## Supplied material
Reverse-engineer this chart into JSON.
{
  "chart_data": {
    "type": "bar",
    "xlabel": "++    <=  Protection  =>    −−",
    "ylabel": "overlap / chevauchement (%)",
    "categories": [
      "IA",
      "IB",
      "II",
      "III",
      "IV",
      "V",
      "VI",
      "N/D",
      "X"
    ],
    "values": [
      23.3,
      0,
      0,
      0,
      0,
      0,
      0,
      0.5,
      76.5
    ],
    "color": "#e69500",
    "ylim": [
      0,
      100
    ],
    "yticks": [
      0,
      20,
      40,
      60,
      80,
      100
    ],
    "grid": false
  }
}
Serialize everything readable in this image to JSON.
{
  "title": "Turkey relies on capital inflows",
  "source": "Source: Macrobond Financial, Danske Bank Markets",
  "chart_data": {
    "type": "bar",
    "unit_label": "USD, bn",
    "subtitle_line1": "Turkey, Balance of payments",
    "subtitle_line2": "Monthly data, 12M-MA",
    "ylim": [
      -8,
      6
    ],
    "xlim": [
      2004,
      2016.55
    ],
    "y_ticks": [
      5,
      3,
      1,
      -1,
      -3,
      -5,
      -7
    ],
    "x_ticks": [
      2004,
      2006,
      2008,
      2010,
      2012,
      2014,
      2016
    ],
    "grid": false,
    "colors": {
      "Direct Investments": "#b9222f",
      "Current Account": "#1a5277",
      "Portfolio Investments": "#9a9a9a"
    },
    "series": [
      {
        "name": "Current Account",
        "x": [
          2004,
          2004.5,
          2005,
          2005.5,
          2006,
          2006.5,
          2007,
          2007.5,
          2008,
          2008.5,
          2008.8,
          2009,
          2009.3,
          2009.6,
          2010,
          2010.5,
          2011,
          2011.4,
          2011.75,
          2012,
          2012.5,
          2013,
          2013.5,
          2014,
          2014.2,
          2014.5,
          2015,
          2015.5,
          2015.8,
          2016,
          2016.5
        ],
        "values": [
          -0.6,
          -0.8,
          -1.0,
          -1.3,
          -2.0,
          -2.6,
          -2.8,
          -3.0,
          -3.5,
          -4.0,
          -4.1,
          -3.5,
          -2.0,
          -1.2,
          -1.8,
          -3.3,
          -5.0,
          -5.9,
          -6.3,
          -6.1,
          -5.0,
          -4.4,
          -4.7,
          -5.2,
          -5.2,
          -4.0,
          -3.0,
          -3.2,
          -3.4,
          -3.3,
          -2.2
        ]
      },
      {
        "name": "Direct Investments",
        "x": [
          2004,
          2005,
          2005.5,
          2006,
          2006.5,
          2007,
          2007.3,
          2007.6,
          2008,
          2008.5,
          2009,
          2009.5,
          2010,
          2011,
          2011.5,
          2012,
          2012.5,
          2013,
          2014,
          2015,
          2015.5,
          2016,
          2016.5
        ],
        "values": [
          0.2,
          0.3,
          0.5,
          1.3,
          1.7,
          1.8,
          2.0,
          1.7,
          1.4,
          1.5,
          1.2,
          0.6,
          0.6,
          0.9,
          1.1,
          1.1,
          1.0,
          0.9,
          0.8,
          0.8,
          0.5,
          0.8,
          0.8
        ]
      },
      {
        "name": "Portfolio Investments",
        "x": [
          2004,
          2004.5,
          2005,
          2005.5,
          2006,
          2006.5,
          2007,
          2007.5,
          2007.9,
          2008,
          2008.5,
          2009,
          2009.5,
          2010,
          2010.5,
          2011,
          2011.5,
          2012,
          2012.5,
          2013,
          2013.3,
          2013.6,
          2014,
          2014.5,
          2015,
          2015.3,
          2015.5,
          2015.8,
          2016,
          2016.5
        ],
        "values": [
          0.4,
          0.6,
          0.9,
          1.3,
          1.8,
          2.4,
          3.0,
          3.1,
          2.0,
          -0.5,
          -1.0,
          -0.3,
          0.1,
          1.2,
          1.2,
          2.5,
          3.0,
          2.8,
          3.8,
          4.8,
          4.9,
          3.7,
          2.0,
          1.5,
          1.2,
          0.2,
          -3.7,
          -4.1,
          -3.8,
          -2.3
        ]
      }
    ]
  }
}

## Stated problem
List every line in the records above that contains the word "Investments".

## Result of the task
      "Direct Investments": "#b9222f",
      "Portfolio Investments": "#9a9a9a"
        "name": "Direct Investments",
        "name": "Portfolio Investments",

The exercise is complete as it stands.